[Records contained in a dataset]
━━━━
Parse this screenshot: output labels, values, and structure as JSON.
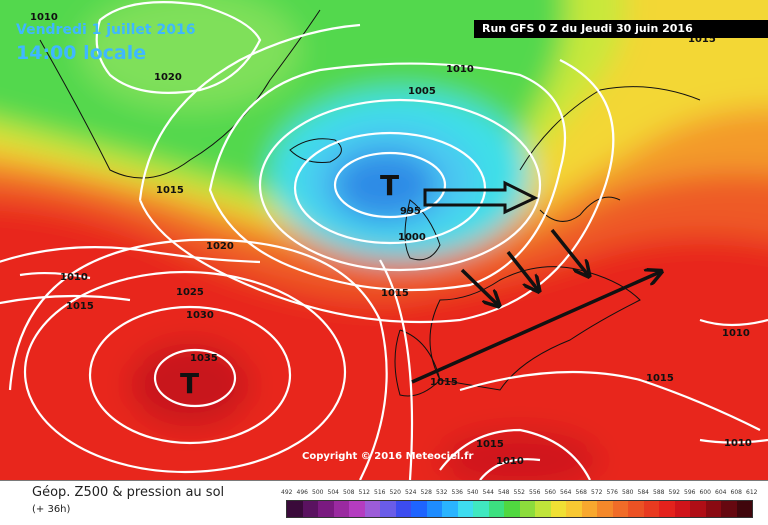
{
  "header": {
    "date": "Vendredi 1 juillet 2016",
    "time": "14:00 locale",
    "run": "Run GFS 0 Z du Jeudi 30 juin 2016"
  },
  "map": {
    "pressure_labels": [
      "1010",
      "1020",
      "1015",
      "1010",
      "1005",
      "995",
      "1000",
      "1020",
      "1010",
      "1015",
      "1025",
      "1030",
      "1035",
      "1015",
      "1015",
      "1015",
      "1010",
      "1015",
      "1010",
      "1015",
      "1010"
    ],
    "lows": [
      "T",
      "T"
    ],
    "copyright": "Copyright © 2016 Meteociel.fr",
    "colors": {
      "deep_low": "#2f8be6",
      "low": "#4cc8f2",
      "cyan": "#3edfe8",
      "green": "#52d84e",
      "yellow_green": "#c8e83a",
      "yellow": "#f3d735",
      "orange": "#f39a2c",
      "red_orange": "#ee5a26",
      "red": "#e8261e",
      "isobar": "#ffffff",
      "coast": "#111111"
    }
  },
  "footer": {
    "title": "Géop. Z500 & pression au sol",
    "subtitle": "(+ 36h)",
    "legend_ticks": [
      "492",
      "496",
      "500",
      "504",
      "508",
      "512",
      "516",
      "520",
      "524",
      "528",
      "532",
      "536",
      "540",
      "544",
      "548",
      "552",
      "556",
      "560",
      "564",
      "568",
      "572",
      "576",
      "580",
      "584",
      "588",
      "592",
      "596",
      "600",
      "604",
      "608",
      "612"
    ],
    "legend_colors": [
      "#3a0a3a",
      "#5a1260",
      "#7a1a80",
      "#9a2aa0",
      "#b43cc0",
      "#9c5cd8",
      "#6a5ce8",
      "#3c4cf0",
      "#1e64ff",
      "#1e8cff",
      "#2ab4ff",
      "#3edcf0",
      "#40e8c0",
      "#3ce080",
      "#50d840",
      "#8cdc3c",
      "#c0e43a",
      "#f0e034",
      "#f8c832",
      "#f8a82e",
      "#f4882a",
      "#f06c28",
      "#ec5224",
      "#e83a20",
      "#e4221c",
      "#d0141a",
      "#b00e16",
      "#8a0a12",
      "#660810",
      "#40060c"
    ]
  }
}
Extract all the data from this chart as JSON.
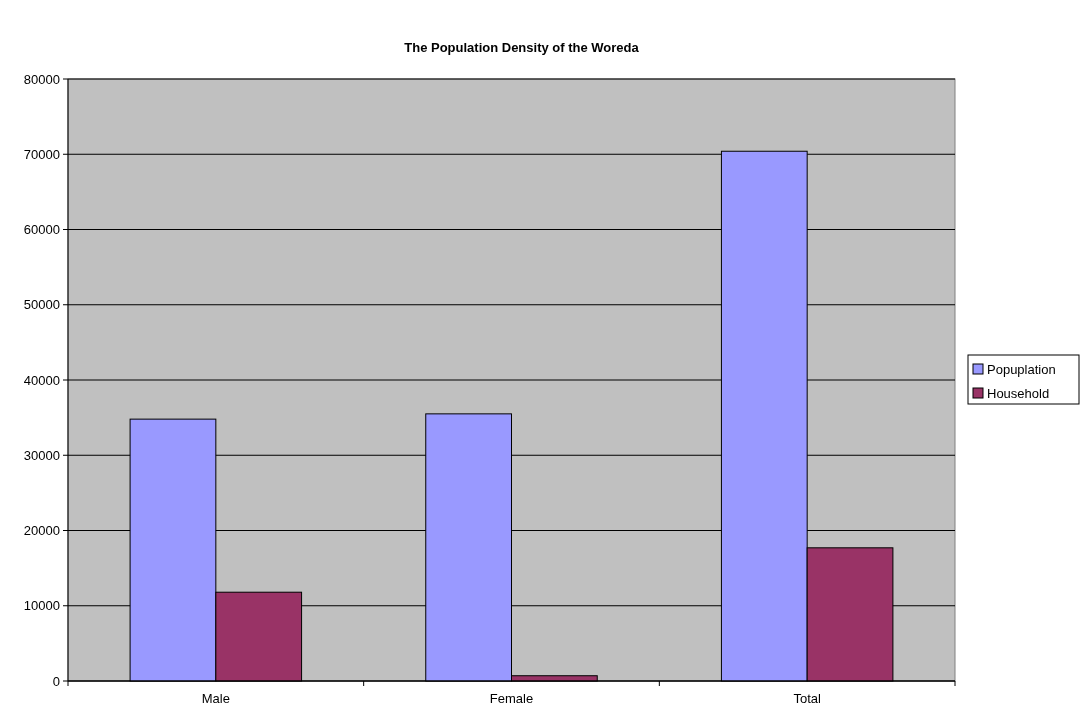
{
  "chart_data": {
    "type": "bar",
    "title": "The Population Density of the Woreda",
    "categories": [
      "Male",
      "Female",
      "Total"
    ],
    "series": [
      {
        "name": "Popuplation",
        "color": "#9999ff",
        "values": [
          34800,
          35500,
          70400
        ]
      },
      {
        "name": "Household",
        "color": "#993366",
        "values": [
          11800,
          700,
          17700
        ]
      }
    ],
    "ylim": [
      0,
      80000
    ],
    "yticks": [
      0,
      10000,
      20000,
      30000,
      40000,
      50000,
      60000,
      70000,
      80000
    ],
    "grid": "y",
    "legend": "right"
  }
}
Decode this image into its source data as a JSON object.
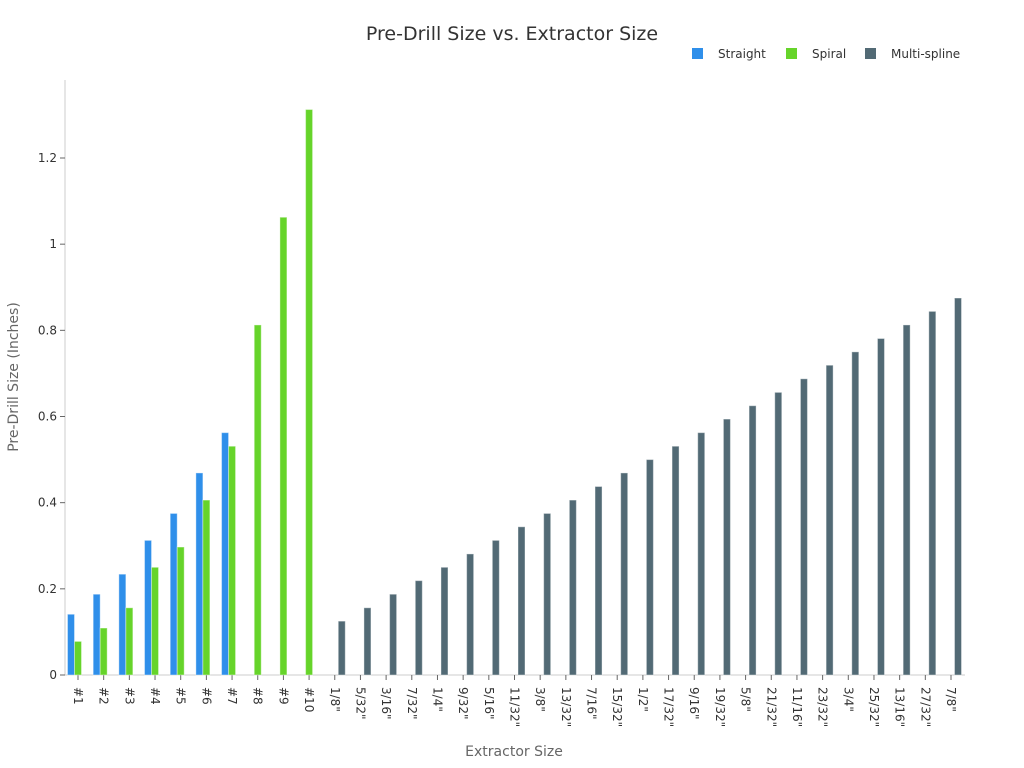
{
  "chart_data": {
    "type": "bar",
    "title": "Pre-Drill Size vs. Extractor Size",
    "xlabel": "Extractor Size",
    "ylabel": "Pre-Drill Size (Inches)",
    "ylim": [
      0,
      1.38
    ],
    "yticks": [
      0,
      0.2,
      0.4,
      0.6,
      0.8,
      1,
      1.2
    ],
    "ytick_labels": [
      "0",
      "0.2",
      "0.4",
      "0.6",
      "0.8",
      "1",
      "1.2"
    ],
    "grid": false,
    "legend_position": "top-right",
    "categories": [
      "#1",
      "#2",
      "#3",
      "#4",
      "#5",
      "#6",
      "#7",
      "#8",
      "#9",
      "#10",
      "1/8\"",
      "5/32\"",
      "3/16\"",
      "7/32\"",
      "1/4\"",
      "9/32\"",
      "5/16\"",
      "11/32\"",
      "3/8\"",
      "13/32\"",
      "7/16\"",
      "15/32\"",
      "1/2\"",
      "17/32\"",
      "9/16\"",
      "19/32\"",
      "5/8\"",
      "21/32\"",
      "11/16\"",
      "23/32\"",
      "3/4\"",
      "25/32\"",
      "13/16\"",
      "27/32\"",
      "7/8\""
    ],
    "series": [
      {
        "name": "Straight",
        "color": "#2f8fea",
        "values": [
          0.141,
          0.1875,
          0.234,
          0.3125,
          0.375,
          0.469,
          0.5625,
          null,
          null,
          null,
          null,
          null,
          null,
          null,
          null,
          null,
          null,
          null,
          null,
          null,
          null,
          null,
          null,
          null,
          null,
          null,
          null,
          null,
          null,
          null,
          null,
          null,
          null,
          null,
          null
        ]
      },
      {
        "name": "Spiral",
        "color": "#66d42a",
        "values": [
          0.078,
          0.109,
          0.156,
          0.25,
          0.297,
          0.406,
          0.531,
          0.8125,
          1.0625,
          1.3125,
          null,
          null,
          null,
          null,
          null,
          null,
          null,
          null,
          null,
          null,
          null,
          null,
          null,
          null,
          null,
          null,
          null,
          null,
          null,
          null,
          null,
          null,
          null,
          null,
          null
        ]
      },
      {
        "name": "Multi-spline",
        "color": "#526a75",
        "values": [
          null,
          null,
          null,
          null,
          null,
          null,
          null,
          null,
          null,
          null,
          0.125,
          0.156,
          0.1875,
          0.219,
          0.25,
          0.281,
          0.3125,
          0.344,
          0.375,
          0.406,
          0.4375,
          0.469,
          0.5,
          0.531,
          0.5625,
          0.594,
          0.625,
          0.656,
          0.6875,
          0.719,
          0.75,
          0.781,
          0.8125,
          0.844,
          0.875
        ]
      }
    ]
  }
}
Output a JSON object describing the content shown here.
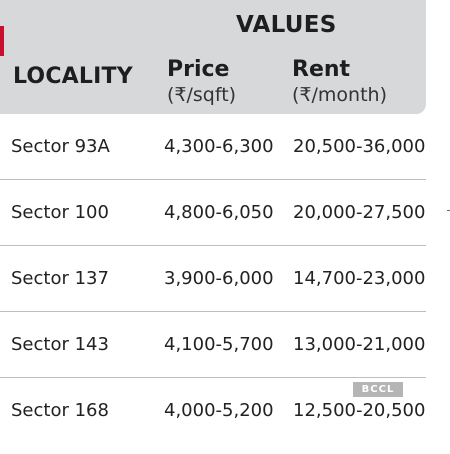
{
  "table": {
    "group_header": "VALUES",
    "columns": {
      "locality": "LOCALITY",
      "price": {
        "name": "Price",
        "unit": "(₹/sqft)"
      },
      "rent": {
        "name": "Rent",
        "unit": "(₹/month)"
      }
    },
    "rows": [
      {
        "locality": "Sector 93A",
        "price": "4,300-6,300",
        "rent": "20,500-36,000"
      },
      {
        "locality": "Sector 100",
        "price": "4,800-6,050",
        "rent": "20,000-27,500"
      },
      {
        "locality": "Sector 137",
        "price": "3,900-6,000",
        "rent": "14,700-23,000"
      },
      {
        "locality": "Sector 143",
        "price": "4,100-5,700",
        "rent": "13,000-21,000"
      },
      {
        "locality": "Sector 168",
        "price": "4,000-5,200",
        "rent": "12,500-20,500"
      }
    ]
  },
  "watermark": "BCCL",
  "colors": {
    "header_bg": "#d7d8da",
    "accent": "#c8102e",
    "divider": "#bdbdbd"
  }
}
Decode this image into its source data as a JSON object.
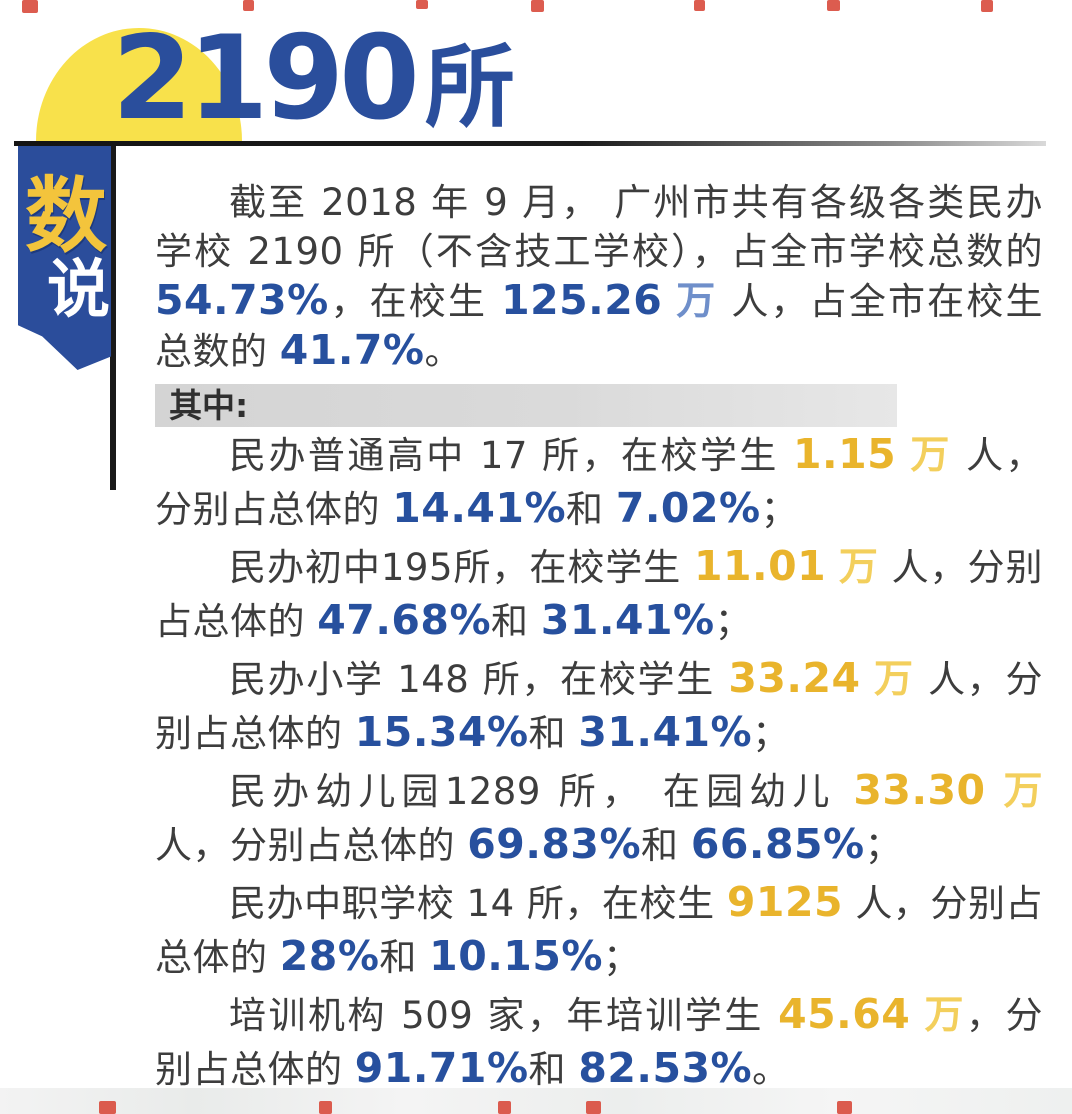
{
  "headline": {
    "number": "2190",
    "unit": "所"
  },
  "ribbon": {
    "char_top": "数",
    "char_bottom": "说"
  },
  "intro": {
    "segments": [
      {
        "t": "截至 2018 年 9 月， 广州市共有各级各类民办学校 2190 所（不含技工学校），占全市学校总数的 ",
        "s": "n"
      },
      {
        "t": "54.73%",
        "s": "b"
      },
      {
        "t": "，在校生 ",
        "s": "n"
      },
      {
        "t": "125.26",
        "s": "b"
      },
      {
        "t": " ",
        "s": "n"
      },
      {
        "t": "万",
        "s": "bu"
      },
      {
        "t": " 人，占全市在校生总数的 ",
        "s": "n"
      },
      {
        "t": "41.7%",
        "s": "b"
      },
      {
        "t": "。",
        "s": "n"
      }
    ]
  },
  "section": {
    "label": "其中:"
  },
  "items": [
    {
      "segments": [
        {
          "t": "民办普通高中 17 所，在校学生 ",
          "s": "n"
        },
        {
          "t": "1.15",
          "s": "g"
        },
        {
          "t": " ",
          "s": "n"
        },
        {
          "t": "万",
          "s": "gu"
        },
        {
          "t": " 人，分别占总体的 ",
          "s": "n"
        },
        {
          "t": "14.41%",
          "s": "b"
        },
        {
          "t": "和 ",
          "s": "n"
        },
        {
          "t": "7.02%",
          "s": "b"
        },
        {
          "t": "；",
          "s": "n"
        }
      ]
    },
    {
      "segments": [
        {
          "t": "民办初中195所，在校学生 ",
          "s": "n"
        },
        {
          "t": "11.01",
          "s": "g"
        },
        {
          "t": " ",
          "s": "n"
        },
        {
          "t": "万",
          "s": "gu"
        },
        {
          "t": " 人，分别占总体的 ",
          "s": "n"
        },
        {
          "t": "47.68%",
          "s": "b"
        },
        {
          "t": "和 ",
          "s": "n"
        },
        {
          "t": "31.41%",
          "s": "b"
        },
        {
          "t": "；",
          "s": "n"
        }
      ]
    },
    {
      "segments": [
        {
          "t": "民办小学 148 所，在校学生 ",
          "s": "n"
        },
        {
          "t": "33.24",
          "s": "g"
        },
        {
          "t": " ",
          "s": "n"
        },
        {
          "t": "万",
          "s": "gu"
        },
        {
          "t": " 人，分别占总体的 ",
          "s": "n"
        },
        {
          "t": "15.34%",
          "s": "b"
        },
        {
          "t": "和 ",
          "s": "n"
        },
        {
          "t": "31.41%",
          "s": "b"
        },
        {
          "t": "；",
          "s": "n"
        }
      ]
    },
    {
      "segments": [
        {
          "t": "民办幼儿园1289 所， 在园幼儿 ",
          "s": "n"
        },
        {
          "t": "33.30",
          "s": "g"
        },
        {
          "t": " ",
          "s": "n"
        },
        {
          "t": "万",
          "s": "gu"
        },
        {
          "t": " 人，分别占总体的 ",
          "s": "n"
        },
        {
          "t": "69.83%",
          "s": "b"
        },
        {
          "t": "和 ",
          "s": "n"
        },
        {
          "t": "66.85%",
          "s": "b"
        },
        {
          "t": "；",
          "s": "n"
        }
      ]
    },
    {
      "segments": [
        {
          "t": "民办中职学校 14 所，在校生 ",
          "s": "n"
        },
        {
          "t": "9125",
          "s": "g"
        },
        {
          "t": " 人，分别占总体的 ",
          "s": "n"
        },
        {
          "t": "28%",
          "s": "b"
        },
        {
          "t": "和 ",
          "s": "n"
        },
        {
          "t": "10.15%",
          "s": "b"
        },
        {
          "t": "；",
          "s": "n"
        }
      ]
    },
    {
      "segments": [
        {
          "t": "培训机构 509 家，年培训学生 ",
          "s": "n"
        },
        {
          "t": "45.64",
          "s": "g"
        },
        {
          "t": " ",
          "s": "n"
        },
        {
          "t": "万",
          "s": "gu"
        },
        {
          "t": "，分别占总体的 ",
          "s": "n"
        },
        {
          "t": "91.71%",
          "s": "b"
        },
        {
          "t": "和 ",
          "s": "n"
        },
        {
          "t": "82.53%",
          "s": "b"
        },
        {
          "t": "。",
          "s": "n"
        }
      ]
    }
  ],
  "colors": {
    "accent_blue": "#2a4e9c",
    "stat_blue": "#27509e",
    "stat_gold": "#e9b42c",
    "dome_yellow": "#f8e14b",
    "ribbon_blue": "#2b4d9b",
    "body_text": "#3d3d3d",
    "section_bar_gray": "#d4d4d4"
  }
}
━━━━
▸ The problem
Copy out every line of the data that includes the word "Sector".

▸ In response
        "locality": "Sector 93A",
        "locality": "Sector 100",
        "locality": "Sector 137",
        "locality": "Sector 143",
        "locality": "Sector 168",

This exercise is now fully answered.